§ The problem:
Copy out every line of the data exactly.

§ Provided records:
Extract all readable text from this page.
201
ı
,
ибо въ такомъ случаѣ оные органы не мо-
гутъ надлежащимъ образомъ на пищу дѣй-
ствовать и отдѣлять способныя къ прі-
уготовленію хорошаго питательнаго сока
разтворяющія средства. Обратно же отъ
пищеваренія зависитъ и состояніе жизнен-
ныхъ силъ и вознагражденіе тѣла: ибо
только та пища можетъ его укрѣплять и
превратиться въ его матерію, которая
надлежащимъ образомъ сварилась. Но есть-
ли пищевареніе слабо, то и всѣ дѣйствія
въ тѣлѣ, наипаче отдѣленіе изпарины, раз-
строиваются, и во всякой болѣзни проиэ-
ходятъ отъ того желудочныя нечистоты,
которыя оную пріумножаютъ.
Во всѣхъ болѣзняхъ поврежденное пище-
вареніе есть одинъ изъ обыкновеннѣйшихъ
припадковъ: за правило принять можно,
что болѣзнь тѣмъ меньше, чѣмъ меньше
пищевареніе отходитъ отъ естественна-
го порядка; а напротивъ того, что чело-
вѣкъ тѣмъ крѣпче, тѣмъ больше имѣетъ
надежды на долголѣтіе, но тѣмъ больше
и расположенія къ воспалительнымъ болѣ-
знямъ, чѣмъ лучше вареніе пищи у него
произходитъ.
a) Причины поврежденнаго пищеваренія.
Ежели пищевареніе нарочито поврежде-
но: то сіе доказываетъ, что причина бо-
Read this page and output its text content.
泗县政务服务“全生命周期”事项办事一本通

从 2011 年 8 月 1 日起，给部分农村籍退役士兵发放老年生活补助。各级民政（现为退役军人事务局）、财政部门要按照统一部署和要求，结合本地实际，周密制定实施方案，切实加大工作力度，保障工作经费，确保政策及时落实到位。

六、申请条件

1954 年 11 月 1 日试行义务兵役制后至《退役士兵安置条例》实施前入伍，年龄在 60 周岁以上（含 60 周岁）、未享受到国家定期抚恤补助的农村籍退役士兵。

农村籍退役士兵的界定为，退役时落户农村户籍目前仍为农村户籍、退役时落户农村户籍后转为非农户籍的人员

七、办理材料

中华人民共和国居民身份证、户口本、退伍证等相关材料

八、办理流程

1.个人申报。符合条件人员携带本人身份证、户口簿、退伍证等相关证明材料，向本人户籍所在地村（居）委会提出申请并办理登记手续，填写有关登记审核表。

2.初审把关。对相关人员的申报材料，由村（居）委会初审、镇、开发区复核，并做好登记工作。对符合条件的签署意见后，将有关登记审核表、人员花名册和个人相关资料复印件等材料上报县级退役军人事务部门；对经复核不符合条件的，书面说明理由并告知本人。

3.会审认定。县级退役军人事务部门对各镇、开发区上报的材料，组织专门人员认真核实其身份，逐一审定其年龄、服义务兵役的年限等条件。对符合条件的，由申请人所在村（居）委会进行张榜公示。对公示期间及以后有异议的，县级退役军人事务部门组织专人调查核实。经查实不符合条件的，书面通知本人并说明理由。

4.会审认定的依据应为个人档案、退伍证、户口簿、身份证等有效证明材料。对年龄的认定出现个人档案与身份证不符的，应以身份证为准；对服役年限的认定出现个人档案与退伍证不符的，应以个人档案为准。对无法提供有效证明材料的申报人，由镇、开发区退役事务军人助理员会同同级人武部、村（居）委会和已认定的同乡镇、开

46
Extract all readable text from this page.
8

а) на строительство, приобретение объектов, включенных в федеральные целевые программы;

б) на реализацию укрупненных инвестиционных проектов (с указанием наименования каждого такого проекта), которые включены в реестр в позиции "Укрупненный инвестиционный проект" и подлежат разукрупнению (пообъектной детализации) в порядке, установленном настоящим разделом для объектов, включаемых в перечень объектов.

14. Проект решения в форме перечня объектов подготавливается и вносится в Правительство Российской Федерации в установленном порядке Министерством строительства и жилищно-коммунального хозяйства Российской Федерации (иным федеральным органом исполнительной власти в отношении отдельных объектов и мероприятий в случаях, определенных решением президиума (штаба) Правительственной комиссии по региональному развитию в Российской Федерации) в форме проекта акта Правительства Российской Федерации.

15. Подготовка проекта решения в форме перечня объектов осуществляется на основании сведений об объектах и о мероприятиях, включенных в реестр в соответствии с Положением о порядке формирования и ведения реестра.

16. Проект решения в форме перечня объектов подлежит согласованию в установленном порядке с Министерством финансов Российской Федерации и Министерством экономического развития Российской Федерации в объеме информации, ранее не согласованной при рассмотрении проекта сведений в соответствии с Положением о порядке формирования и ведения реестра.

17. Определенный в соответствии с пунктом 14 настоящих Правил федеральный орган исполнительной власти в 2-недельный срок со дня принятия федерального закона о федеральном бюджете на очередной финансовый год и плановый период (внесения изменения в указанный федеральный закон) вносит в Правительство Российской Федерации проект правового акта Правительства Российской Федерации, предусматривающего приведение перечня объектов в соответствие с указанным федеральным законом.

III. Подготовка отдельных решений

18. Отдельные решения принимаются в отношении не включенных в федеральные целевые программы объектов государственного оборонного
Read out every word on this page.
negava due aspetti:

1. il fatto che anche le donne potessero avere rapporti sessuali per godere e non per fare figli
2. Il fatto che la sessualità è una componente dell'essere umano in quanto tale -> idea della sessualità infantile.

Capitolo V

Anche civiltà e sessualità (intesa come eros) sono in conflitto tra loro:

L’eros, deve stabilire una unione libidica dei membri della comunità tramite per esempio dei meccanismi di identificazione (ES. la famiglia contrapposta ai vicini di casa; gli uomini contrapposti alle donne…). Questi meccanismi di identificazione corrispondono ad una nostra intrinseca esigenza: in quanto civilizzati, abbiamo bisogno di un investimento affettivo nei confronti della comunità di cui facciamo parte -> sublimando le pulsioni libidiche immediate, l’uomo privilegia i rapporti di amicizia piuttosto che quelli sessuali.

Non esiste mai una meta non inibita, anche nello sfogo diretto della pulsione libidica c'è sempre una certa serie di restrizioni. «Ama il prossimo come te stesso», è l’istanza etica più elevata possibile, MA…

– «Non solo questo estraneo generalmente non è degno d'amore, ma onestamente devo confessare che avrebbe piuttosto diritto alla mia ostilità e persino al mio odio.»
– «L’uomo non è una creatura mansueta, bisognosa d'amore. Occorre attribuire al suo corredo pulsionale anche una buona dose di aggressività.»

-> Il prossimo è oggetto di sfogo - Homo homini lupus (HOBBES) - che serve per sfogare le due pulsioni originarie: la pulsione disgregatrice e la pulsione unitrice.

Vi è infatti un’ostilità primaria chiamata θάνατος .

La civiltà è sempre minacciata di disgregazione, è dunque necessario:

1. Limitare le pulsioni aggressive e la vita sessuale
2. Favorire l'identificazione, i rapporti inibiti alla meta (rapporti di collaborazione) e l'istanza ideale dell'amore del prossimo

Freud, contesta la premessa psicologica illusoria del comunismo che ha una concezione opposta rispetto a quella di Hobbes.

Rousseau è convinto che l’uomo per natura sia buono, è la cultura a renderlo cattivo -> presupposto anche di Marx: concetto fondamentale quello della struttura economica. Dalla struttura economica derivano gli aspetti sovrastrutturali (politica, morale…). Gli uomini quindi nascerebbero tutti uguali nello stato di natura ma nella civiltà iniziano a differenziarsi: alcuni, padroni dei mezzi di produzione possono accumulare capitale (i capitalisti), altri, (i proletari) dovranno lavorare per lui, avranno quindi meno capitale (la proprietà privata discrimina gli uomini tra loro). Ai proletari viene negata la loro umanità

§ Task response:
Extract all readable text from this page.
201
ı
,
ибо въ такомъ случаѣ оные органы не мо-
гутъ надлежащимъ образомъ на пищу дѣй-
ствовать и отдѣлять способныя къ прі-
уготовленію хорошаго питательнаго сока
разтворяющія средства. Обратно же отъ
пищеваренія зависитъ и состояніе жизнен-
ныхъ силъ и вознагражденіе тѣла: ибо
только та пища можетъ его укрѣплять и
превратиться въ его матерію, которая
надлежащимъ образомъ сварилась. Но есть-
ли пищевареніе слабо, то и всѣ дѣйствія
въ тѣлѣ, наипаче отдѣленіе изпарины, раз-
строиваются, и во всякой болѣзни проиэ-
ходятъ отъ того желудочныя нечистоты,
которыя оную пріумножаютъ.
Во всѣхъ болѣзняхъ поврежденное пище-
вареніе есть одинъ изъ обыкновеннѣйшихъ
припадковъ: за правило принять можно,
что болѣзнь тѣмъ меньше, чѣмъ меньше
пищевареніе отходитъ отъ естественна-
го порядка; а напротивъ того, что чело-
вѣкъ тѣмъ крѣпче, тѣмъ больше имѣетъ
надежды на долголѣтіе, но тѣмъ больше
и расположенія къ воспалительнымъ болѣ-
знямъ, чѣмъ лучше вареніе пищи у него
произходитъ.
a) Причины поврежденнаго пищеваренія.
Ежели пищевареніе нарочито поврежде-
но: то сіе доказываетъ, что причина бо-
Read this page and output its text content.
泗县政务服务“全生命周期”事项办事一本通

从 2011 年 8 月 1 日起，给部分农村籍退役士兵发放老年生活补助。各级民政（现为退役军人事务局）、财政部门要按照统一部署和要求，结合本地实际，周密制定实施方案，切实加大工作力度，保障工作经费，确保政策及时落实到位。

六、申请条件

1954 年 11 月 1 日试行义务兵役制后至《退役士兵安置条例》实施前入伍，年龄在 60 周岁以上（含 60 周岁）、未享受到国家定期抚恤补助的农村籍退役士兵。

农村籍退役士兵的界定为，退役时落户农村户籍目前仍为农村户籍、退役时落户农村户籍后转为非农户籍的人员

七、办理材料

中华人民共和国居民身份证、户口本、退伍证等相关材料

八、办理流程

1.个人申报。符合条件人员携带本人身份证、户口簿、退伍证等相关证明材料，向本人户籍所在地村（居）委会提出申请并办理登记手续，填写有关登记审核表。

2.初审把关。对相关人员的申报材料，由村（居）委会初审、镇、开发区复核，并做好登记工作。对符合条件的签署意见后，将有关登记审核表、人员花名册和个人相关资料复印件等材料上报县级退役军人事务部门；对经复核不符合条件的，书面说明理由并告知本人。

3.会审认定。县级退役军人事务部门对各镇、开发区上报的材料，组织专门人员认真核实其身份，逐一审定其年龄、服义务兵役的年限等条件。对符合条件的，由申请人所在村（居）委会进行张榜公示。对公示期间及以后有异议的，县级退役军人事务部门组织专人调查核实。经查实不符合条件的，书面通知本人并说明理由。

4.会审认定的依据应为个人档案、退伍证、户口簿、身份证等有效证明材料。对年龄的认定出现个人档案与身份证不符的，应以身份证为准；对服役年限的认定出现个人档案与退伍证不符的，应以个人档案为准。对无法提供有效证明材料的申报人，由镇、开发区退役事务军人助理员会同同级人武部、村（居）委会和已认定的同乡镇、开

46
Extract all readable text from this page.
8

а) на строительство, приобретение объектов, включенных в федеральные целевые программы;

б) на реализацию укрупненных инвестиционных проектов (с указанием наименования каждого такого проекта), которые включены в реестр в позиции "Укрупненный инвестиционный проект" и подлежат разукрупнению (пообъектной детализации) в порядке, установленном настоящим разделом для объектов, включаемых в перечень объектов.

14. Проект решения в форме перечня объектов подготавливается и вносится в Правительство Российской Федерации в установленном порядке Министерством строительства и жилищно-коммунального хозяйства Российской Федерации (иным федеральным органом исполнительной власти в отношении отдельных объектов и мероприятий в случаях, определенных решением президиума (штаба) Правительственной комиссии по региональному развитию в Российской Федерации) в форме проекта акта Правительства Российской Федерации.

15. Подготовка проекта решения в форме перечня объектов осуществляется на основании сведений об объектах и о мероприятиях, включенных в реестр в соответствии с Положением о порядке формирования и ведения реестра.

16. Проект решения в форме перечня объектов подлежит согласованию в установленном порядке с Министерством финансов Российской Федерации и Министерством экономического развития Российской Федерации в объеме информации, ранее не согласованной при рассмотрении проекта сведений в соответствии с Положением о порядке формирования и ведения реестра.

17. Определенный в соответствии с пунктом 14 настоящих Правил федеральный орган исполнительной власти в 2-недельный срок со дня принятия федерального закона о федеральном бюджете на очередной финансовый год и плановый период (внесения изменения в указанный федеральный закон) вносит в Правительство Российской Федерации проект правового акта Правительства Российской Федерации, предусматривающего приведение перечня объектов в соответствие с указанным федеральным законом.

III. Подготовка отдельных решений

18. Отдельные решения принимаются в отношении не включенных в федеральные целевые программы объектов государственного оборонного
Read out every word on this page.
negava due aspetti:

1. il fatto che anche le donne potessero avere rapporti sessuali per godere e non per fare figli
2. Il fatto che la sessualità è una componente dell'essere umano in quanto tale -> idea della sessualità infantile.

Capitolo V

Anche civiltà e sessualità (intesa come eros) sono in conflitto tra loro:

L’eros, deve stabilire una unione libidica dei membri della comunità tramite per esempio dei meccanismi di identificazione (ES. la famiglia contrapposta ai vicini di casa; gli uomini contrapposti alle donne…). Questi meccanismi di identificazione corrispondono ad una nostra intrinseca esigenza: in quanto civilizzati, abbiamo bisogno di un investimento affettivo nei confronti della comunità di cui facciamo parte -> sublimando le pulsioni libidiche immediate, l’uomo privilegia i rapporti di amicizia piuttosto che quelli sessuali.

Non esiste mai una meta non inibita, anche nello sfogo diretto della pulsione libidica c'è sempre una certa serie di restrizioni. «Ama il prossimo come te stesso», è l’istanza etica più elevata possibile, MA…

– «Non solo questo estraneo generalmente non è degno d'amore, ma onestamente devo confessare che avrebbe piuttosto diritto alla mia ostilità e persino al mio odio.»
– «L’uomo non è una creatura mansueta, bisognosa d'amore. Occorre attribuire al suo corredo pulsionale anche una buona dose di aggressività.»

-> Il prossimo è oggetto di sfogo - Homo homini lupus (HOBBES) - che serve per sfogare le due pulsioni originarie: la pulsione disgregatrice e la pulsione unitrice.

Vi è infatti un’ostilità primaria chiamata θάνατος .

La civiltà è sempre minacciata di disgregazione, è dunque necessario:

1. Limitare le pulsioni aggressive e la vita sessuale
2. Favorire l'identificazione, i rapporti inibiti alla meta (rapporti di collaborazione) e l'istanza ideale dell'amore del prossimo

Freud, contesta la premessa psicologica illusoria del comunismo che ha una concezione opposta rispetto a quella di Hobbes.

Rousseau è convinto che l’uomo per natura sia buono, è la cultura a renderlo cattivo -> presupposto anche di Marx: concetto fondamentale quello della struttura economica. Dalla struttura economica derivano gli aspetti sovrastrutturali (politica, morale…). Gli uomini quindi nascerebbero tutti uguali nello stato di natura ma nella civiltà iniziano a differenziarsi: alcuni, padroni dei mezzi di produzione possono accumulare capitale (i capitalisti), altri, (i proletari) dovranno lavorare per lui, avranno quindi meno capitale (la proprietà privata discrimina gli uomini tra loro). Ai proletari viene negata la loro umanità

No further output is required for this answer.